Extract the lines of the items starting at the line containing "Output 37 of" and ending at the line containing "x-tick-label: 后排多媒体 <box>120", and repeat them exactly.

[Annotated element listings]

----------------------------------------

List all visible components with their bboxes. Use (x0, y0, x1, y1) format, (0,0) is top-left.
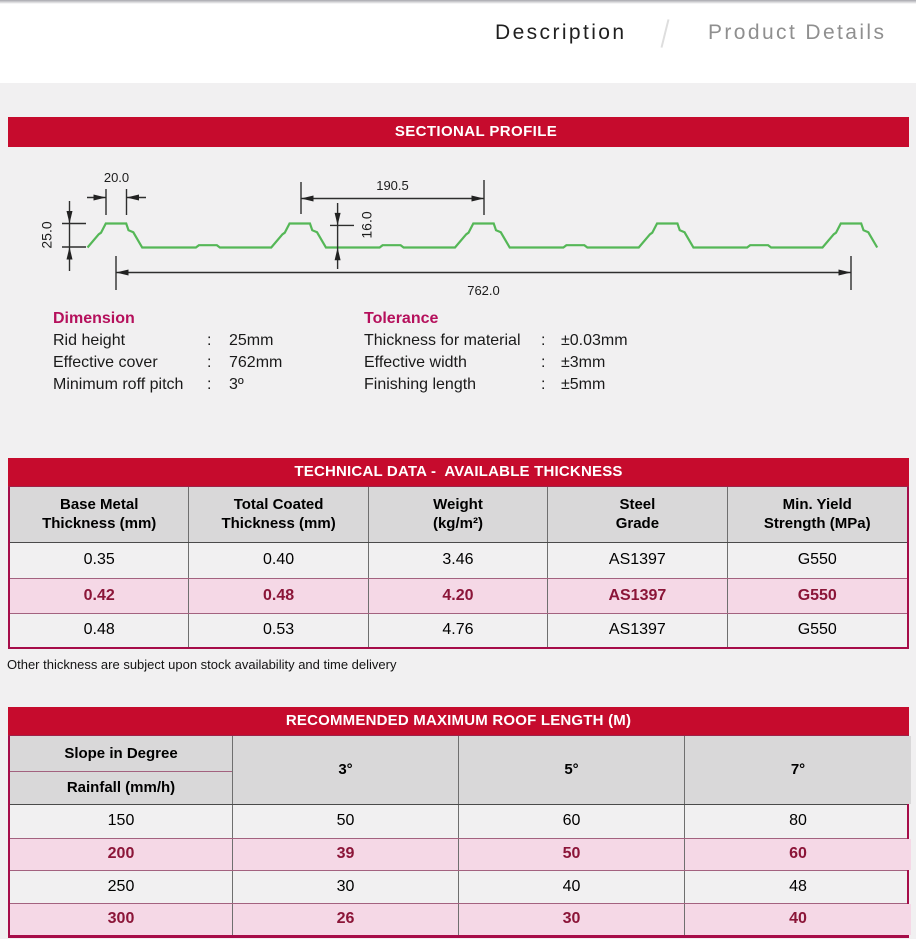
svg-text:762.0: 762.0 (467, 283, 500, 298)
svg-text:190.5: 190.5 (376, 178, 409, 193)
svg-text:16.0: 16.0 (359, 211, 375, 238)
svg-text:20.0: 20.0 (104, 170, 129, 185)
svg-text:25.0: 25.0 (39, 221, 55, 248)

----------------------------------------

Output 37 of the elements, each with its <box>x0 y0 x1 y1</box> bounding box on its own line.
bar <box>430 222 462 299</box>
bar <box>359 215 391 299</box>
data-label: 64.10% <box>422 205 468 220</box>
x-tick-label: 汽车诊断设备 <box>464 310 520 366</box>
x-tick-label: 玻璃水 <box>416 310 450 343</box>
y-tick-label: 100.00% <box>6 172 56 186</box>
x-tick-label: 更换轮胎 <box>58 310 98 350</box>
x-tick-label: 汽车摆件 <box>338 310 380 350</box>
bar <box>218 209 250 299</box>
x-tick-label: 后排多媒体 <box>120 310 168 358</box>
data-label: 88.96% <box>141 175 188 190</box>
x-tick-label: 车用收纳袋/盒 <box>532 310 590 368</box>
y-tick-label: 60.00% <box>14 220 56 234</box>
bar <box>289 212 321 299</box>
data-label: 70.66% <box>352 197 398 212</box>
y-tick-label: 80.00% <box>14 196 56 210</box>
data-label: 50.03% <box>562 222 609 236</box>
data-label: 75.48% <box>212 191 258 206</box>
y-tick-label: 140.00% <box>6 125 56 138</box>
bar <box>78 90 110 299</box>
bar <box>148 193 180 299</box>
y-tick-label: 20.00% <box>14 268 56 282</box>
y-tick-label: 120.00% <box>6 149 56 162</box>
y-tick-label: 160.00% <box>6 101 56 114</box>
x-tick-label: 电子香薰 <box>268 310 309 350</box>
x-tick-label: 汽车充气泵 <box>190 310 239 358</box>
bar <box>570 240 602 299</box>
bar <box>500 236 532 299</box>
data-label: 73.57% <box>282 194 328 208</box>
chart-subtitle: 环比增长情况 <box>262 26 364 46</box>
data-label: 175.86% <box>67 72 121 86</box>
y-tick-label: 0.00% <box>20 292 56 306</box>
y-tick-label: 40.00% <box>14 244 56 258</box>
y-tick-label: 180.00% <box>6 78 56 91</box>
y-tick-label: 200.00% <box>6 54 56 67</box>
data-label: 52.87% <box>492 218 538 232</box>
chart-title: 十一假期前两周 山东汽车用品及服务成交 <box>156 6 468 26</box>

----------------------------------------

• **REPLY TO THE TASK**:
Output 37 of the elements, each with its <box>x0 y0 x1 y1</box> bounding box on its own line.
bar <box>430 222 462 299</box>
bar <box>359 215 391 299</box>
data-label: 64.10% <box>422 205 468 220</box>
x-tick-label: 汽车诊断设备 <box>464 310 520 366</box>
x-tick-label: 玻璃水 <box>416 310 450 343</box>
y-tick-label: 100.00% <box>6 172 56 186</box>
x-tick-label: 更换轮胎 <box>58 310 98 350</box>
x-tick-label: 汽车摆件 <box>338 310 380 350</box>
bar <box>218 209 250 299</box>
x-tick-label: 后排多媒体 <box>120 310 168 358</box>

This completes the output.